::: RECORDED INFORMATION :::

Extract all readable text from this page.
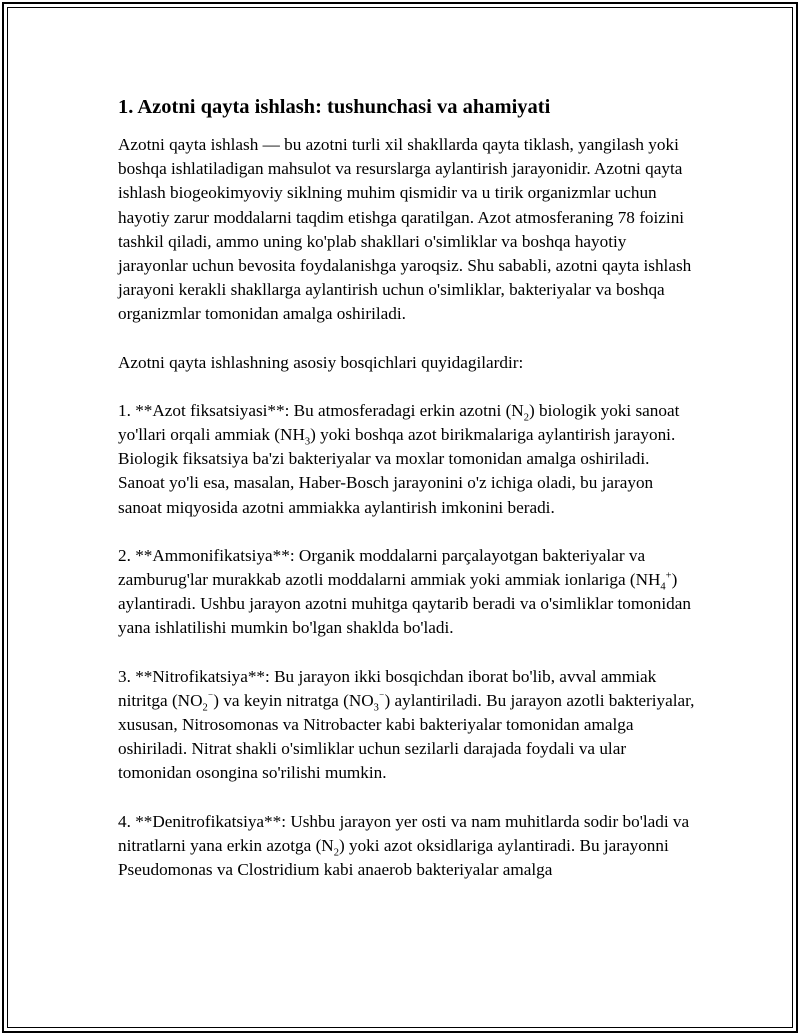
1. Azotni qayta ishlash: tushunchasi va ahamiyati

Azotni qayta ishlash — bu azotni turli xil shakllarda qayta tiklash, yangilash yoki boshqa ishlatiladigan mahsulot va resurslarga aylantirish jarayonidir. Azotni qayta ishlash biogeokimyoviy siklning muhim qismidir va u tirik organizmlar uchun hayotiy zarur moddalarni taqdim etishga qaratilgan. Azot atmosferaning 78 foizini tashkil qiladi, ammo uning ko'plab shakllari o'simliklar va boshqa hayotiy jarayonlar uchun bevosita foydalanishga yaroqsiz. Shu sababli, azotni qayta ishlash jarayoni kerakli shakllarga aylantirish uchun o'simliklar, bakteriyalar va boshqa organizmlar tomonidan amalga oshiriladi.

Azotni qayta ishlashning asosiy bosqichlari quyidagilardir:

1. **Azot fiksatsiyasi**: Bu atmosferadagi erkin azotni $(N_2)$ biologik yoki sanoat yo'llari orqali ammiak $(NH_3)$ yoki boshqa azot birikmalariga aylantirish jarayoni. Biologik fiksatsiya ba'zi bakteriyalar va moxlar tomonidan amalga oshiriladi. Sanoat yo'li esa, masalan, Haber-Bosch jarayonini o'z ichiga oladi, bu jarayon sanoat miqyosida azotni ammiakka aylantirish imkonini beradi.

2. **Ammonifikatsiya**: Organik moddalarni parçalayotgan bakteriyalar va zamburug'lar murakkab azotli moddalarni ammiak yoki ammiak ionlariga $(NH_4^+)$ aylantiradi. Ushbu jarayon azotni muhitga qaytarib beradi va o'simliklar tomonidan yana ishlatilishi mumkin bo'lgan shaklda bo'ladi.

3. **Nitrofikatsiya**: Bu jarayon ikki bosqichdan iborat bo'lib, avval ammiak nitritga $(NO_2^{^-})$ va keyin nitratga $(NO_3^{^-})$ aylantiriladi. Bu jarayon azotli bakteriyalar, xususan, Nitrosomonas va Nitrobacter kabi bakteriyalar tomonidan amalga oshiriladi. Nitrat shakli o'simliklar uchun sezilarli darajada foydali va ular tomonidan osongina so'rilishi mumkin.

4. **Denitrofikatsiya**: Ushbu jarayon yer osti va nam muhitlarda sodir bo'ladi va nitratlarni yana erkin azotga $(N_2)$ yoki azot oksidlariga aylantiradi. Bu jarayonni Pseudomonas va Clostridium kabi anaerob bakteriyalar amalga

:::

* [WRITTEN INSTRUCTION]: Search the data for the word "yoki" and copy each line where it appears.

* [SOLUTION FOR THIS PROBLEM]:
Azotni qayta ishlash — bu azotni turli xil shakllarda qayta tiklash, yangilash yoki boshqa ishlatiladigan mahsulot va resurslarga aylantirish jarayonidir. Azotni qayta ishlash biogeokimyoviy siklning muhim qismidir va u tirik organizmlar uchun hayotiy zarur moddalarni taqdim etishga qaratilgan. Azot atmosferaning 78 foizini tashkil qiladi, ammo uning ko'plab shakllari o'simliklar va boshqa hayotiy jarayonlar uchun bevosita foydalanishga yaroqsiz. Shu sababli, azotni qayta ishlash jarayoni kerakli shakllarga aylantirish uchun o'simliklar, bakteriyalar va boshqa organizmlar tomonidan amalga oshiriladi.
1. **Azot fiksatsiyasi**: Bu atmosferadagi erkin azotni $(N_2)$ biologik yoki sanoat yo'llari orqali ammiak $(NH_3)$ yoki boshqa azot birikmalariga aylantirish jarayoni. Biologik fiksatsiya ba'zi bakteriyalar va moxlar tomonidan amalga oshiriladi. Sanoat yo'li esa, masalan, Haber-Bosch jarayonini o'z ichiga oladi, bu jarayon sanoat miqyosida azotni ammiakka aylantirish imkonini beradi.
2. **Ammonifikatsiya**: Organik moddalarni parçalayotgan bakteriyalar va zamburug'lar murakkab azotli moddalarni ammiak yoki ammiak ionlariga $(NH_4^+)$ aylantiradi. Ushbu jarayon azotni muhitga qaytarib beradi va o'simliklar tomonidan yana ishlatilishi mumkin bo'lgan shaklda bo'ladi.
4. **Denitrofikatsiya**: Ushbu jarayon yer osti va nam muhitlarda sodir bo'ladi va nitratlarni yana erkin azotga $(N_2)$ yoki azot oksidlariga aylantiradi. Bu jarayonni Pseudomonas va Clostridium kabi anaerob bakteriyalar amalga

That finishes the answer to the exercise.